▶ Work to be completed:
Without including any images, reproduce each entry exactly.

— START OF Supplied material —

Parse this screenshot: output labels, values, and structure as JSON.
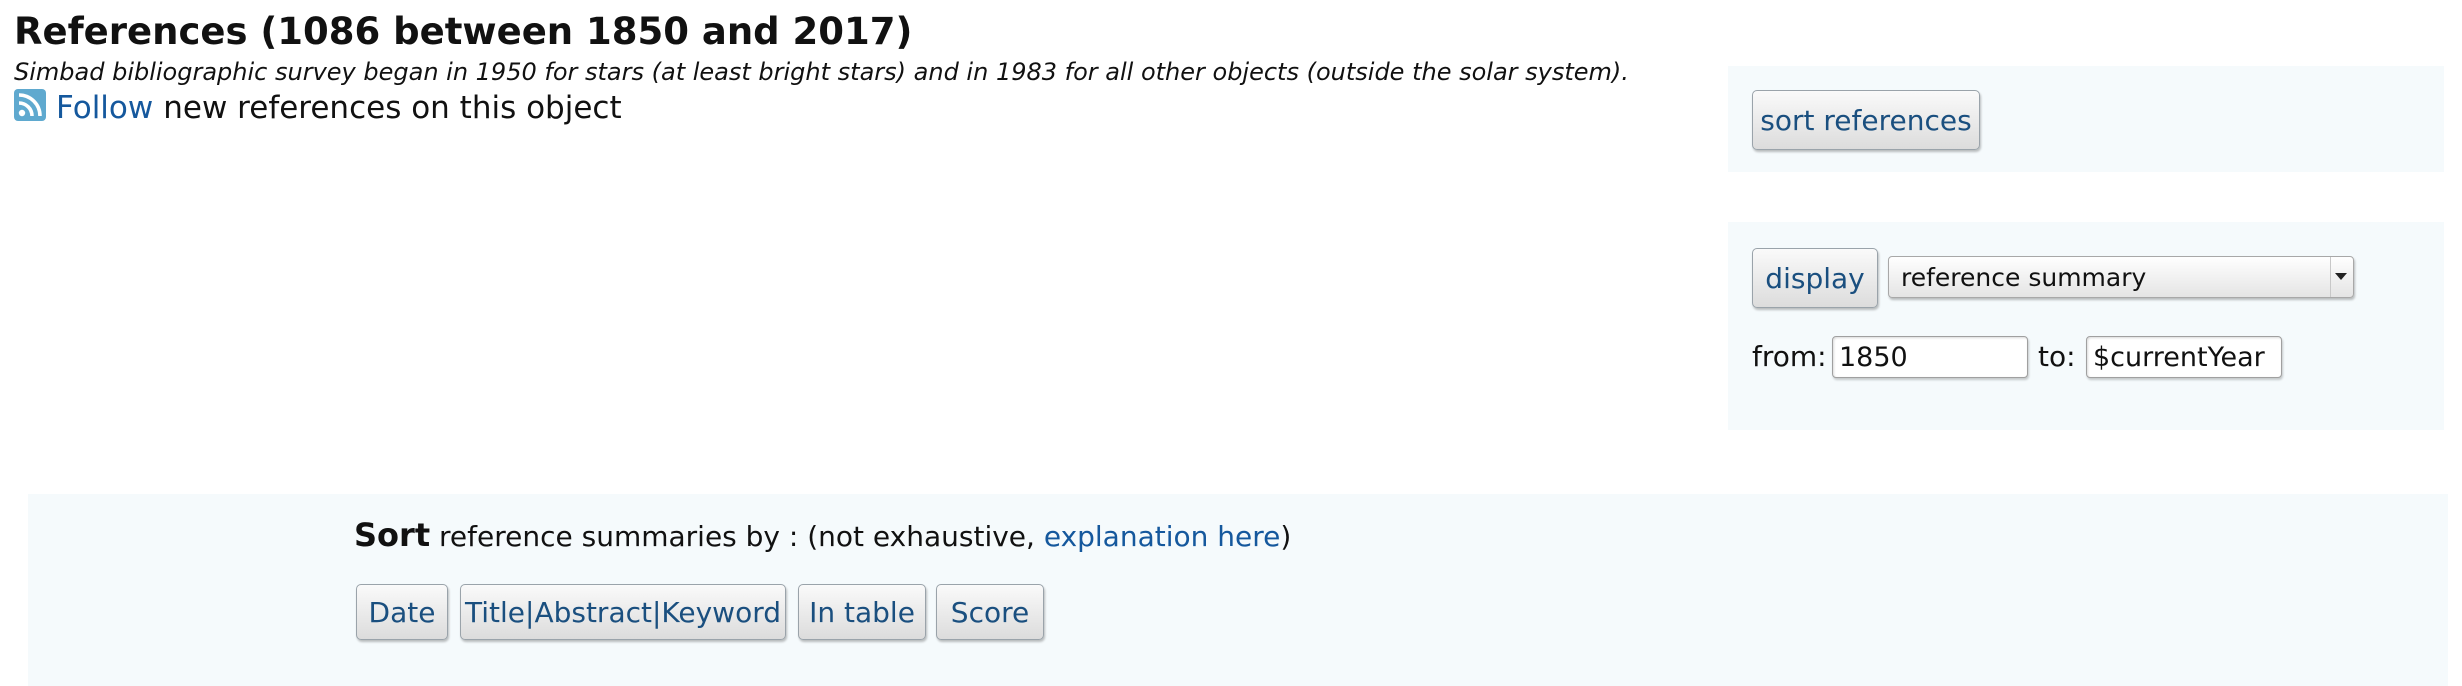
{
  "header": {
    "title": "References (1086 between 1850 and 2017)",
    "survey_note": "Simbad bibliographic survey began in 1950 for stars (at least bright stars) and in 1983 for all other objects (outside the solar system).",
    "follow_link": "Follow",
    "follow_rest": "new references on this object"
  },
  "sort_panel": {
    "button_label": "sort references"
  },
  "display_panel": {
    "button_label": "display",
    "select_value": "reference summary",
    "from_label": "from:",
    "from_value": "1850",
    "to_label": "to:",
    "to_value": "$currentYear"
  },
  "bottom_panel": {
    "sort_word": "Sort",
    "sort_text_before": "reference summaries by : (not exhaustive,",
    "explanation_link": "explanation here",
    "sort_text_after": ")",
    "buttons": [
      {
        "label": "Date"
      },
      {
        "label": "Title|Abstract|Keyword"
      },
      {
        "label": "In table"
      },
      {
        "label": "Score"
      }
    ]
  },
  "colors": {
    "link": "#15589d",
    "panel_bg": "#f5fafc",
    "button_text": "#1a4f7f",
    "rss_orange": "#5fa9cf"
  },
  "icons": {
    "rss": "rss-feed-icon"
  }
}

— END OF Supplied material —

▶ Task result:
Parse this screenshot: output labels, values, and structure as JSON.
{
  "header": {
    "title": "References (1086 between 1850 and 2017)",
    "survey_note": "Simbad bibliographic survey began in 1950 for stars (at least bright stars) and in 1983 for all other objects (outside the solar system).",
    "follow_link": "Follow",
    "follow_rest": "new references on this object"
  },
  "sort_panel": {
    "button_label": "sort references"
  },
  "display_panel": {
    "button_label": "display",
    "select_value": "reference summary",
    "from_label": "from:",
    "from_value": "1850",
    "to_label": "to:",
    "to_value": "$currentYear"
  },
  "bottom_panel": {
    "sort_word": "Sort",
    "sort_text_before": "reference summaries by : (not exhaustive,",
    "explanation_link": "explanation here",
    "sort_text_after": ")",
    "buttons": [
      {
        "label": "Date"
      },
      {
        "label": "Title|Abstract|Keyword"
      },
      {
        "label": "In table"
      },
      {
        "label": "Score"
      }
    ]
  },
  "colors": {
    "link": "#15589d",
    "panel_bg": "#f5fafc",
    "button_text": "#1a4f7f",
    "rss_orange": "#5fa9cf"
  },
  "icons": {
    "rss": "rss-feed-icon"
  }
}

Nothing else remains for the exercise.